__Exercise__. Your task is to count the lines of the entries below that include the word "JSON" and to give only the resulting number.

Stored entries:
== == ==

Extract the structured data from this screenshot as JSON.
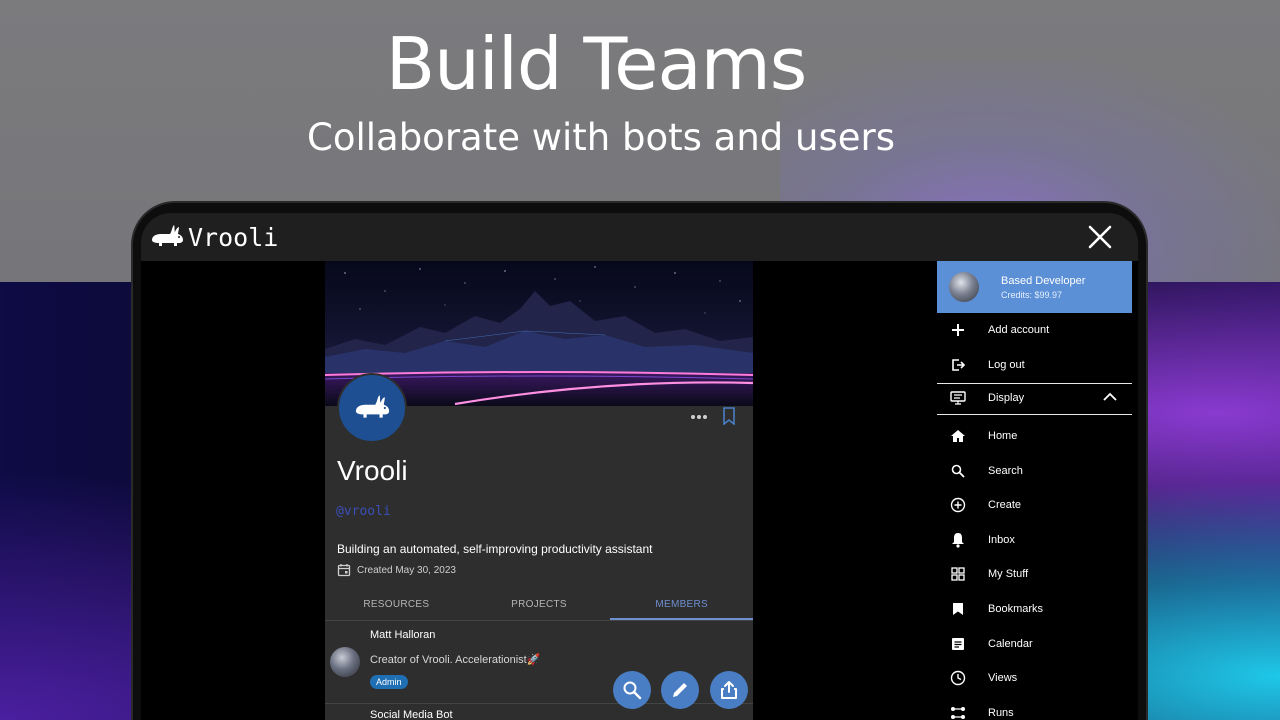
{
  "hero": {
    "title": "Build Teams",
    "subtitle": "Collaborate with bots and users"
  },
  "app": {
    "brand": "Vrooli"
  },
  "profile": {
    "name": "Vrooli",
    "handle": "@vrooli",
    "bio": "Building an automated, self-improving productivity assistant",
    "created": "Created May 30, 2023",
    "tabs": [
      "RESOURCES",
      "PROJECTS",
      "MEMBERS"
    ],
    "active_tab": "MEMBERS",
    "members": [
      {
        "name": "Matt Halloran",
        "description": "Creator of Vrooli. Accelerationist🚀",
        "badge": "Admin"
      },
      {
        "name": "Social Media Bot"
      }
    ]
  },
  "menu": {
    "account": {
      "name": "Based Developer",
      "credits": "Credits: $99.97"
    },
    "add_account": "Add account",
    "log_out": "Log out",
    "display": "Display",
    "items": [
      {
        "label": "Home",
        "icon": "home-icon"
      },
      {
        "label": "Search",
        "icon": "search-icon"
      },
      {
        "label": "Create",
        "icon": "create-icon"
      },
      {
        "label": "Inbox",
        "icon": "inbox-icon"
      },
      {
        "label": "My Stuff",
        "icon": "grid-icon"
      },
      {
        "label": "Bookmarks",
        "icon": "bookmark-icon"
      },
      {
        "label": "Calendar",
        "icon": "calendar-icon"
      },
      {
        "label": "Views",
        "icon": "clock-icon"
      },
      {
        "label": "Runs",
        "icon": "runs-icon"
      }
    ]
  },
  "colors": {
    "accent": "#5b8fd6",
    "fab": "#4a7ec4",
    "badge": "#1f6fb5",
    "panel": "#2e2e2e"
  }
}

== == ==

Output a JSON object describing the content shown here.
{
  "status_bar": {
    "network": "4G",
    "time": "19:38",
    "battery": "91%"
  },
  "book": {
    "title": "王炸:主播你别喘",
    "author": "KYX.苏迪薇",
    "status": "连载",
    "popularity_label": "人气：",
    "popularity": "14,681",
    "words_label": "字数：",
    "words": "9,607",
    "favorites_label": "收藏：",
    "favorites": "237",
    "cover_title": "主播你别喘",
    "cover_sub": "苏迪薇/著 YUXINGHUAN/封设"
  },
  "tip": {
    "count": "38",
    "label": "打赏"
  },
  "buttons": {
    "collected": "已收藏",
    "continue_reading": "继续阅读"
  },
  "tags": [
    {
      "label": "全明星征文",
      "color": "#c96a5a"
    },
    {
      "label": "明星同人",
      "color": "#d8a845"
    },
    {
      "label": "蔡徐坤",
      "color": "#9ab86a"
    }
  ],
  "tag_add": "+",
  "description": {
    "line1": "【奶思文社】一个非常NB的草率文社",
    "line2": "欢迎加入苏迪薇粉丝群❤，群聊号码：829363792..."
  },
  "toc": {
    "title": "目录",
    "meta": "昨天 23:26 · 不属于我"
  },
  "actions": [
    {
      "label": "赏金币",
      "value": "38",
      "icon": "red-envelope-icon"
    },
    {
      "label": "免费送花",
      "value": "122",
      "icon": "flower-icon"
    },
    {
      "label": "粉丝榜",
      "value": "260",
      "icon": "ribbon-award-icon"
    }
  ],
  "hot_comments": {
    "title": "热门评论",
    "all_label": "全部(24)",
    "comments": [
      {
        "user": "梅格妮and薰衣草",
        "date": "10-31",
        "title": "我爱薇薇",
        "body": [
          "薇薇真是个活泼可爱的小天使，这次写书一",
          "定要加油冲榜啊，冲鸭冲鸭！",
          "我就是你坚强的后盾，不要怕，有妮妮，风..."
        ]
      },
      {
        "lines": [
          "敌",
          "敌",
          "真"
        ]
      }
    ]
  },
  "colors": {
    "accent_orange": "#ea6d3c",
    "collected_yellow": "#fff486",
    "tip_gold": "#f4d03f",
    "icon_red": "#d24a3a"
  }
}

== == ==

__The result__. 2